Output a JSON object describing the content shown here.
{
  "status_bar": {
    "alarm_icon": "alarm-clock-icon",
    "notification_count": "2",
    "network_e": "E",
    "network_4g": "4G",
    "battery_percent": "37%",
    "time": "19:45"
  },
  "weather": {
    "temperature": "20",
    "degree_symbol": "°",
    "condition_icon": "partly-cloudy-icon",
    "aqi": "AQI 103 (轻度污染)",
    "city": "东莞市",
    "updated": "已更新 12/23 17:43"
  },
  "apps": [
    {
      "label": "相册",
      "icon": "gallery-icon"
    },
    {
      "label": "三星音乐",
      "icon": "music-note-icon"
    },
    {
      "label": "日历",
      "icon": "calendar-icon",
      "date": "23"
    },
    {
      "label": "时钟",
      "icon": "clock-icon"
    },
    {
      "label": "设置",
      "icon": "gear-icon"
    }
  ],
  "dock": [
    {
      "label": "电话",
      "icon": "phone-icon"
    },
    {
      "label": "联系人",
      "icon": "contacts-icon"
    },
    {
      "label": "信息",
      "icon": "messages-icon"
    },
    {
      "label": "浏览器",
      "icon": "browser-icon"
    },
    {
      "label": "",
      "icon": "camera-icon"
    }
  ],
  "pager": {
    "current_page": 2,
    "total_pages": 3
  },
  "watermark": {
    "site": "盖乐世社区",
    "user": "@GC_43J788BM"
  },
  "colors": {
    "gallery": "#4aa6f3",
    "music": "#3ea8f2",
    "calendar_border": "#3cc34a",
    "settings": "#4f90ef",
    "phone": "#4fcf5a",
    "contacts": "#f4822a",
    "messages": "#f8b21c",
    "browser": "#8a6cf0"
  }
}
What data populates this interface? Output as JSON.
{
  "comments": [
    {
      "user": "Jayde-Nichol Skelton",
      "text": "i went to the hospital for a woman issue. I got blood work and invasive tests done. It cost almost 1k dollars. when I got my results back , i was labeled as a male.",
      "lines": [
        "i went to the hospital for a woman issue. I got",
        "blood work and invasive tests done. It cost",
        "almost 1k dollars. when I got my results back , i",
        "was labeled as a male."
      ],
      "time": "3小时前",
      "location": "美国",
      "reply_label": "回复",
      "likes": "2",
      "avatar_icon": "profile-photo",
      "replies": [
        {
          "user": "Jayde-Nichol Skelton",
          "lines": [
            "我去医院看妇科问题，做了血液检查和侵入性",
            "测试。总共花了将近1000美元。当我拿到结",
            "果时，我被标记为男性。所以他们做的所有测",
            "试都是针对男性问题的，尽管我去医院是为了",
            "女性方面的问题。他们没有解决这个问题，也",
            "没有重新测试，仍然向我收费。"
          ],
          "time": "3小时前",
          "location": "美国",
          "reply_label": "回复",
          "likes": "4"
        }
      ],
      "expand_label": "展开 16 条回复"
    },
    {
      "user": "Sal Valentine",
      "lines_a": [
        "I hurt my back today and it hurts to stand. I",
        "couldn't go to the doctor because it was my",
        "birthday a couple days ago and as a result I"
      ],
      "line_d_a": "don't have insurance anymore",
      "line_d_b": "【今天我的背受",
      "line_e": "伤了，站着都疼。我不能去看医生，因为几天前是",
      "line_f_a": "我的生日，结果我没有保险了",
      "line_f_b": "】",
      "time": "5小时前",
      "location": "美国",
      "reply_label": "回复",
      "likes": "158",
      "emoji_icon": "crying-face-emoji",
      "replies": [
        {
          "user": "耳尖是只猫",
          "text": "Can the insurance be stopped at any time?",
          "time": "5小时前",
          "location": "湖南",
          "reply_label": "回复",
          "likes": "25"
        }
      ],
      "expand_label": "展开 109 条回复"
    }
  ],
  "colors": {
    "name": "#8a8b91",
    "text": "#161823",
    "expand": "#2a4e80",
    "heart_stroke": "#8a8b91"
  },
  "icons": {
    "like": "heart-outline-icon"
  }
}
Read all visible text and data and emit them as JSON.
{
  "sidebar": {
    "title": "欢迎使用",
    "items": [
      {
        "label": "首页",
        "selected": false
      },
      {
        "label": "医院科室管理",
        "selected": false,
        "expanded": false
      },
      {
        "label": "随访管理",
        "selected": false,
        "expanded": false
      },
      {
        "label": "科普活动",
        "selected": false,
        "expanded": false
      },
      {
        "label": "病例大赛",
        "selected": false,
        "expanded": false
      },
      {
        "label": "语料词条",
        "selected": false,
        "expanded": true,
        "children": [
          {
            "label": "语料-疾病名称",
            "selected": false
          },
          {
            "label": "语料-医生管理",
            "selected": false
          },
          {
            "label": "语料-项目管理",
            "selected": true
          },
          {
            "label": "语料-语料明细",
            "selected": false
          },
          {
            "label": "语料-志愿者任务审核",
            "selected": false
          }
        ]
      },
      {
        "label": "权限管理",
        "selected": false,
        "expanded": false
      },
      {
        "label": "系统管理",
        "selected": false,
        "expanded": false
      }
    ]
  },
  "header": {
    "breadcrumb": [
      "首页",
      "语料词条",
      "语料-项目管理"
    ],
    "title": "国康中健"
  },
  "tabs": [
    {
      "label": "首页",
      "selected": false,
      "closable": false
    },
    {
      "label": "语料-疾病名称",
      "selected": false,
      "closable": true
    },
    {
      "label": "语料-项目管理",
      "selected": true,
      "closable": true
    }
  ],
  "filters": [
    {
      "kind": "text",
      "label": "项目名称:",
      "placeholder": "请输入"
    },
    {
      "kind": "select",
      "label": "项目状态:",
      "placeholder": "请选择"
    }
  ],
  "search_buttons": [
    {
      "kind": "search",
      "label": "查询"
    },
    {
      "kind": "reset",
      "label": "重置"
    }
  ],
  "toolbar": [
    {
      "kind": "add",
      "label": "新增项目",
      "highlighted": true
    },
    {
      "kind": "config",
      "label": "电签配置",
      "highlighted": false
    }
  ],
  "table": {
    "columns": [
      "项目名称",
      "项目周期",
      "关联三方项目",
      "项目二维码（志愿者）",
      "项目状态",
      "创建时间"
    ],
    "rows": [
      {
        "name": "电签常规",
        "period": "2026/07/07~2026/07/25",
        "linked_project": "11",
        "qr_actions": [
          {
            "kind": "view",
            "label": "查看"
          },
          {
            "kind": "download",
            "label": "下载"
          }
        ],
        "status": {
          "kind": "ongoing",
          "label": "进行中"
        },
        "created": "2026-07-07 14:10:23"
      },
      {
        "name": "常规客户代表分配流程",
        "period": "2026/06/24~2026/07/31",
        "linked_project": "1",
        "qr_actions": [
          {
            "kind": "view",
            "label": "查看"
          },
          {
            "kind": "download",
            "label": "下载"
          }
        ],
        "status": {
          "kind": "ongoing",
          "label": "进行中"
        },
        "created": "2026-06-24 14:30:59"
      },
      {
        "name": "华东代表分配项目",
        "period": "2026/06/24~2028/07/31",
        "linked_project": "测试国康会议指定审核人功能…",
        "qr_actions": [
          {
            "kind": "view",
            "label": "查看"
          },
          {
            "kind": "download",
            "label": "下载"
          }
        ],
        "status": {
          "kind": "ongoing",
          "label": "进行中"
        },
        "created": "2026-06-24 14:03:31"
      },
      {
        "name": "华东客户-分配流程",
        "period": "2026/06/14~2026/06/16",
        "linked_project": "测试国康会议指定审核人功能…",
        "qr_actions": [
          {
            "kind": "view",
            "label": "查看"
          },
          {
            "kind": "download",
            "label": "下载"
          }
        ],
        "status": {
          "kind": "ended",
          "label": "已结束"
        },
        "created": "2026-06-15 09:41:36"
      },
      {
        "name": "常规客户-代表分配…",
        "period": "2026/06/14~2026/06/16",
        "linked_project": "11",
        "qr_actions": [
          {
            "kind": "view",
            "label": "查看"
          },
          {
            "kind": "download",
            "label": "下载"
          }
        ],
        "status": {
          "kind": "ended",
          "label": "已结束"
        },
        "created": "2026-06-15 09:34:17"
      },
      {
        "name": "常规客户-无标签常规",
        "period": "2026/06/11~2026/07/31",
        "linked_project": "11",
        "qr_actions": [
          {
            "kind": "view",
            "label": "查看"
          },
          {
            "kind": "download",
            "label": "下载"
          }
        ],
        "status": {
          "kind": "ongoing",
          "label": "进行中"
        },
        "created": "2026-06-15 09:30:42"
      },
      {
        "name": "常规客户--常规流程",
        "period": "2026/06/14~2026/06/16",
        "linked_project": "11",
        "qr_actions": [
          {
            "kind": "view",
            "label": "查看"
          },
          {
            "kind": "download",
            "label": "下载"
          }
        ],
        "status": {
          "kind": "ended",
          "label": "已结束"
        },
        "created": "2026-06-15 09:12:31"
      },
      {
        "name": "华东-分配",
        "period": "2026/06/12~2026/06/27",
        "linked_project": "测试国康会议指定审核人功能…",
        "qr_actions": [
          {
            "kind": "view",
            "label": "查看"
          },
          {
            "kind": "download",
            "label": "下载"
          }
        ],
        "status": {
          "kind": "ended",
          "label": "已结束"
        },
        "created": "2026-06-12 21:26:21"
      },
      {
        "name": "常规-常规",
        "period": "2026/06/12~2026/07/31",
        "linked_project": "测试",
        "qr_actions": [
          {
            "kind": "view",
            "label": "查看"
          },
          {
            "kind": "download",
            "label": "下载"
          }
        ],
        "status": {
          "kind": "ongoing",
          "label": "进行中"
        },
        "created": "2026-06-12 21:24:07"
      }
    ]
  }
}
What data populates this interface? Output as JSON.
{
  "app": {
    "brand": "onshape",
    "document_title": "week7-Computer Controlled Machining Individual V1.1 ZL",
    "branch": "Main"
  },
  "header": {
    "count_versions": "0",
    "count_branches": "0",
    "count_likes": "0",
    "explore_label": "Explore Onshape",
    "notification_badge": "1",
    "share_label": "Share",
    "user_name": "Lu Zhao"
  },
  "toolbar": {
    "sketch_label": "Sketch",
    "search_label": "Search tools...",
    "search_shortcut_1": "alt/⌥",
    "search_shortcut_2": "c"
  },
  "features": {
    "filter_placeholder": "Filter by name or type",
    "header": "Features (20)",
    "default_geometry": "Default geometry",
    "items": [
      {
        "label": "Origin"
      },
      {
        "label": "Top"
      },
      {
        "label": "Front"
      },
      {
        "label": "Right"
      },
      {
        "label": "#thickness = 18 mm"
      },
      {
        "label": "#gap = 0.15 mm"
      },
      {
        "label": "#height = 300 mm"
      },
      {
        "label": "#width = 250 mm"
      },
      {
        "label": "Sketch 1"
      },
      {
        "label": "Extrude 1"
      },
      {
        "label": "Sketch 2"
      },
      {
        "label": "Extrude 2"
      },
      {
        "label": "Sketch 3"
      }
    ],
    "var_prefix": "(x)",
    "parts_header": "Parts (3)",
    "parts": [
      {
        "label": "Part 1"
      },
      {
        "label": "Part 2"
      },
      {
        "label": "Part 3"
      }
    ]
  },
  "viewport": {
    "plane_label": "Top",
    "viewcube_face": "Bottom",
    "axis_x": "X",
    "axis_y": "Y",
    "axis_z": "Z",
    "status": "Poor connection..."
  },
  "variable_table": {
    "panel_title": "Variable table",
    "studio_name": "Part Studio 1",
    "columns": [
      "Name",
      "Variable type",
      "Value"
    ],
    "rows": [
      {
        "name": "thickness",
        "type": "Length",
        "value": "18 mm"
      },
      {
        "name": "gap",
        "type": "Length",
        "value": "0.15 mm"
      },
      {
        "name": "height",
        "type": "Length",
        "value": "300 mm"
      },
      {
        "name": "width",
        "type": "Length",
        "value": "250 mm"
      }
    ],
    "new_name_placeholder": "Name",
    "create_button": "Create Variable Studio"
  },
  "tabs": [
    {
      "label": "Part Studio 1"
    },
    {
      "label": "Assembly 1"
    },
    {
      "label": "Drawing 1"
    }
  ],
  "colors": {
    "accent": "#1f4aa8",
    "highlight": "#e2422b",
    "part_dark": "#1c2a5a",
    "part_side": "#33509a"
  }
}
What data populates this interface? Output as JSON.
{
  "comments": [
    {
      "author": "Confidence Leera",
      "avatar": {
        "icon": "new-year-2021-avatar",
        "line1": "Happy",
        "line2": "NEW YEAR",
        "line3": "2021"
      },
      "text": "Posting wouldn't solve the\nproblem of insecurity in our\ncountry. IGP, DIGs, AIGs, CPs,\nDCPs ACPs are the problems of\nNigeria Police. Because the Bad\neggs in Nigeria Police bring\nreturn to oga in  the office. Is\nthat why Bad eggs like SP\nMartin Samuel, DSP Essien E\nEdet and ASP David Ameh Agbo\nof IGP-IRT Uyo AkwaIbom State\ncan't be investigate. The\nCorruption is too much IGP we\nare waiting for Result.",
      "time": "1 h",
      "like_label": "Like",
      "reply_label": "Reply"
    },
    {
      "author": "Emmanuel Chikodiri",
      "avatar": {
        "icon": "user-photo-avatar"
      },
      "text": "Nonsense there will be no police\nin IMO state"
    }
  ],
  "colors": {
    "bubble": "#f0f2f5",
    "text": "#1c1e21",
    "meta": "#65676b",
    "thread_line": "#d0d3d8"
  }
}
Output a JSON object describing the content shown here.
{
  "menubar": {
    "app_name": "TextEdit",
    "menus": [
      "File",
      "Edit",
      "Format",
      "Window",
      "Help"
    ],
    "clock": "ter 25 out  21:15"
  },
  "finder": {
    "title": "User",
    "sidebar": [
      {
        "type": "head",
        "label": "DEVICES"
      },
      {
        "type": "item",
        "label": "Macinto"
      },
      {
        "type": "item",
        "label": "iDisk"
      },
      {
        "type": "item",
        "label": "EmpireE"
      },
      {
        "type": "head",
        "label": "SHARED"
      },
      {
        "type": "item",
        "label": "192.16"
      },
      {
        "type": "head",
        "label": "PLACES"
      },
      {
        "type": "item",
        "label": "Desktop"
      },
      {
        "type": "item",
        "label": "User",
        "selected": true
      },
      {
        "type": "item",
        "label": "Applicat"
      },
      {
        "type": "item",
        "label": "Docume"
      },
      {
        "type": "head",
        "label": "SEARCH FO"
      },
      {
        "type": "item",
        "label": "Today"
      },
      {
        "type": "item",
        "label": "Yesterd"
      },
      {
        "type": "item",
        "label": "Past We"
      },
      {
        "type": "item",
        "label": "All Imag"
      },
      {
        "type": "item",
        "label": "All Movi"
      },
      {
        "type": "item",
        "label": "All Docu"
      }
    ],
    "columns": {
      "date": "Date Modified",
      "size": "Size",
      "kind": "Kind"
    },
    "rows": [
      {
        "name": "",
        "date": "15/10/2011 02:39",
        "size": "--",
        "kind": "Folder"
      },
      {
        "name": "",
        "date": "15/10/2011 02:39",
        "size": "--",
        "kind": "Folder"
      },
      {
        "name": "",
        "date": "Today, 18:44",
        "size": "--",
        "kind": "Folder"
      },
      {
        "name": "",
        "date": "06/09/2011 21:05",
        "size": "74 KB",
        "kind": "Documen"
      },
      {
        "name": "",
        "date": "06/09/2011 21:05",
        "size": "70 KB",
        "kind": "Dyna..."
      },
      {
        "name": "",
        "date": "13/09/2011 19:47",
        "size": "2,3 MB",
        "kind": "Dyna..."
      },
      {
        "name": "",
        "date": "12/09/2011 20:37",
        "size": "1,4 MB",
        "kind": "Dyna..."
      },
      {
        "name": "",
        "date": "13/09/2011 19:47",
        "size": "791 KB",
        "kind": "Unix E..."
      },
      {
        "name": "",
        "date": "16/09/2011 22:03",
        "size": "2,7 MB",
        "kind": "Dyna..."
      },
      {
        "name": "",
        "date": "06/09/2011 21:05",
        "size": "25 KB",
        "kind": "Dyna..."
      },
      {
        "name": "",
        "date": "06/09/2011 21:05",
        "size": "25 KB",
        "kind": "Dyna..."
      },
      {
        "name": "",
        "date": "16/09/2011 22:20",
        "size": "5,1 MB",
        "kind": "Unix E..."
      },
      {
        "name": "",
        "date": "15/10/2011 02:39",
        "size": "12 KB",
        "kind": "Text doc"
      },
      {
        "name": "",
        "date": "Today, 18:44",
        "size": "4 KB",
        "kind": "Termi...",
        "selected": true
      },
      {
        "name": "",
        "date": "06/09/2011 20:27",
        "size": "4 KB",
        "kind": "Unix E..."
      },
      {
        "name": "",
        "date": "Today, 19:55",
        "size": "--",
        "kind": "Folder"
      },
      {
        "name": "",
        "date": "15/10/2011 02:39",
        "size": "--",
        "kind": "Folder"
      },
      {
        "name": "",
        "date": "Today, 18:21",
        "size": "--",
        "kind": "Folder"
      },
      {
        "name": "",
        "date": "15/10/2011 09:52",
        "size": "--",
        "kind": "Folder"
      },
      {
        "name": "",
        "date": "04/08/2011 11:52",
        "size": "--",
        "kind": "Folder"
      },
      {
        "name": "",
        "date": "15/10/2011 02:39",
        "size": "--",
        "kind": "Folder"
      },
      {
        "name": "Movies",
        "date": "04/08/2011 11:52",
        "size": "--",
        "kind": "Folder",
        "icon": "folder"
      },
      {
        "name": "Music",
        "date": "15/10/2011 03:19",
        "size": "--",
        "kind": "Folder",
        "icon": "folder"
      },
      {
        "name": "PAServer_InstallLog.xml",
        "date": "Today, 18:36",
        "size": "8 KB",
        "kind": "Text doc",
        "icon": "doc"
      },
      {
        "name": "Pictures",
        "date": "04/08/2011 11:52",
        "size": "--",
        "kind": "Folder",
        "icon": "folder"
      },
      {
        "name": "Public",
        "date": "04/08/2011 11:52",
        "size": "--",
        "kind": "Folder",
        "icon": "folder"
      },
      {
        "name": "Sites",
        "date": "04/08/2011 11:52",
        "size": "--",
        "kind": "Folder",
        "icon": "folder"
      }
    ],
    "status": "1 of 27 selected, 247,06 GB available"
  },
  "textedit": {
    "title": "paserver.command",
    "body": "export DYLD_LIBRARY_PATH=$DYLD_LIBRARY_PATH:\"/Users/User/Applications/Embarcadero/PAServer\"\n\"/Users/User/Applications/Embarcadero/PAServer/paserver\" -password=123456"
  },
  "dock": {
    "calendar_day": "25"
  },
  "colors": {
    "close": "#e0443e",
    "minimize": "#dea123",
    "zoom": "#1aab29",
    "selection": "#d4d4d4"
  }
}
════
* _Task requirements_
Return, from the data, each line that has the word "author" in it.

* _Written response_
      "author": "Confidence Leera",
      "author": "Emmanuel Chikodiri",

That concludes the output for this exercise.